=== Requirements ===
In the entries below, identify every line with the string "Output" and copy it.

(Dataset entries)

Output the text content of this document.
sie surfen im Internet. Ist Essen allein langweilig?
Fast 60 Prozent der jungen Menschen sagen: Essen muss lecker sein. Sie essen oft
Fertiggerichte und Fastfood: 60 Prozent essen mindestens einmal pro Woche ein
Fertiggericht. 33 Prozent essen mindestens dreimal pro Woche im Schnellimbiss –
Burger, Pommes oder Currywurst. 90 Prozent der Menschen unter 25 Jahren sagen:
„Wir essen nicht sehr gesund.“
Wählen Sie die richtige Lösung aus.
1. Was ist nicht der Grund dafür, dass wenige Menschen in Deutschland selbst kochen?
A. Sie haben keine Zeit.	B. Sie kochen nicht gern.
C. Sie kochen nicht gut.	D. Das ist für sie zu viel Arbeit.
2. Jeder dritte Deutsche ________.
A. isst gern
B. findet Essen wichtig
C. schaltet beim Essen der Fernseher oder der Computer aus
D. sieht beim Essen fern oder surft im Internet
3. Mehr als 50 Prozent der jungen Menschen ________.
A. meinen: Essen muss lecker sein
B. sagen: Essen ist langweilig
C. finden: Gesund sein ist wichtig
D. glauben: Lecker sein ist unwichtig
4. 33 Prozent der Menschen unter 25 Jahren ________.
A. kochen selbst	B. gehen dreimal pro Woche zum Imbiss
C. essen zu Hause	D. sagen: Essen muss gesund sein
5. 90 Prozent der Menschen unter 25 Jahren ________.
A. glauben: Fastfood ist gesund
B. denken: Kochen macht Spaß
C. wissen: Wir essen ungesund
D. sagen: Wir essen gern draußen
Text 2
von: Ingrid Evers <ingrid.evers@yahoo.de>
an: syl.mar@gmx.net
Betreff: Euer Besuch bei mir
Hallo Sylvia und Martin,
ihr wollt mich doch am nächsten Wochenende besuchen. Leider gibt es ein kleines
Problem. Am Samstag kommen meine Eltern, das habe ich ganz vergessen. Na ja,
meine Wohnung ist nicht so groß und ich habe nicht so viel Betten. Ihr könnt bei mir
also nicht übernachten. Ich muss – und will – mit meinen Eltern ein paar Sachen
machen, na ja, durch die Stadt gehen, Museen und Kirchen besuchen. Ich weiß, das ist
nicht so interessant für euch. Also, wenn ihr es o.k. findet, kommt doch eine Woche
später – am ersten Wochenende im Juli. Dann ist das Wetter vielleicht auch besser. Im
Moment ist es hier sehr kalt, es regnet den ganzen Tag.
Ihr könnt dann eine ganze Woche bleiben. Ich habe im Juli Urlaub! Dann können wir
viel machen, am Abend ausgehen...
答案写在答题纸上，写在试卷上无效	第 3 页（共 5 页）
---
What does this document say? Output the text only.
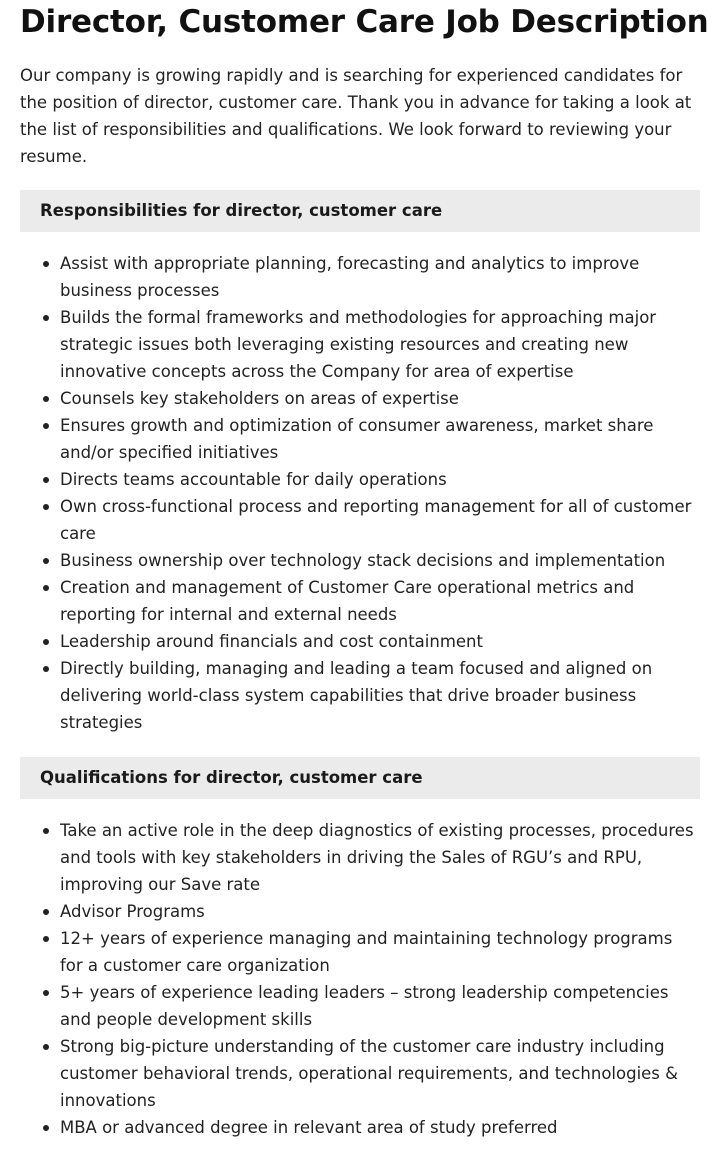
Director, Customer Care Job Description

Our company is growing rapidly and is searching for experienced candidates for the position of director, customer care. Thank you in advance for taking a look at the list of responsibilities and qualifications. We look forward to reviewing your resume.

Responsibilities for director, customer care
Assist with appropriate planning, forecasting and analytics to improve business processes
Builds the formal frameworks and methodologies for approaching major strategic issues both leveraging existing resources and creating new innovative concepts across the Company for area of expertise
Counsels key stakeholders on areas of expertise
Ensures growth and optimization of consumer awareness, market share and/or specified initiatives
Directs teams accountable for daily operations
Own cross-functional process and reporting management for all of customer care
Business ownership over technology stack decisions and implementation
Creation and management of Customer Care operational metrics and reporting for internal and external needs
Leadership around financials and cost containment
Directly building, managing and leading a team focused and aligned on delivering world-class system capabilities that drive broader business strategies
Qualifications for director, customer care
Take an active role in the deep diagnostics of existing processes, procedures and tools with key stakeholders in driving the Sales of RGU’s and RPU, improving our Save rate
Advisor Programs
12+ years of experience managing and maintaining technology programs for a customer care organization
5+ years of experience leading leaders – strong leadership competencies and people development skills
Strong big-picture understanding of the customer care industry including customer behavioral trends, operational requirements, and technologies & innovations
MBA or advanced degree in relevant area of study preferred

=== Solution to this exercise ===
Output the text content of this document.
What does this document say? Output the text only.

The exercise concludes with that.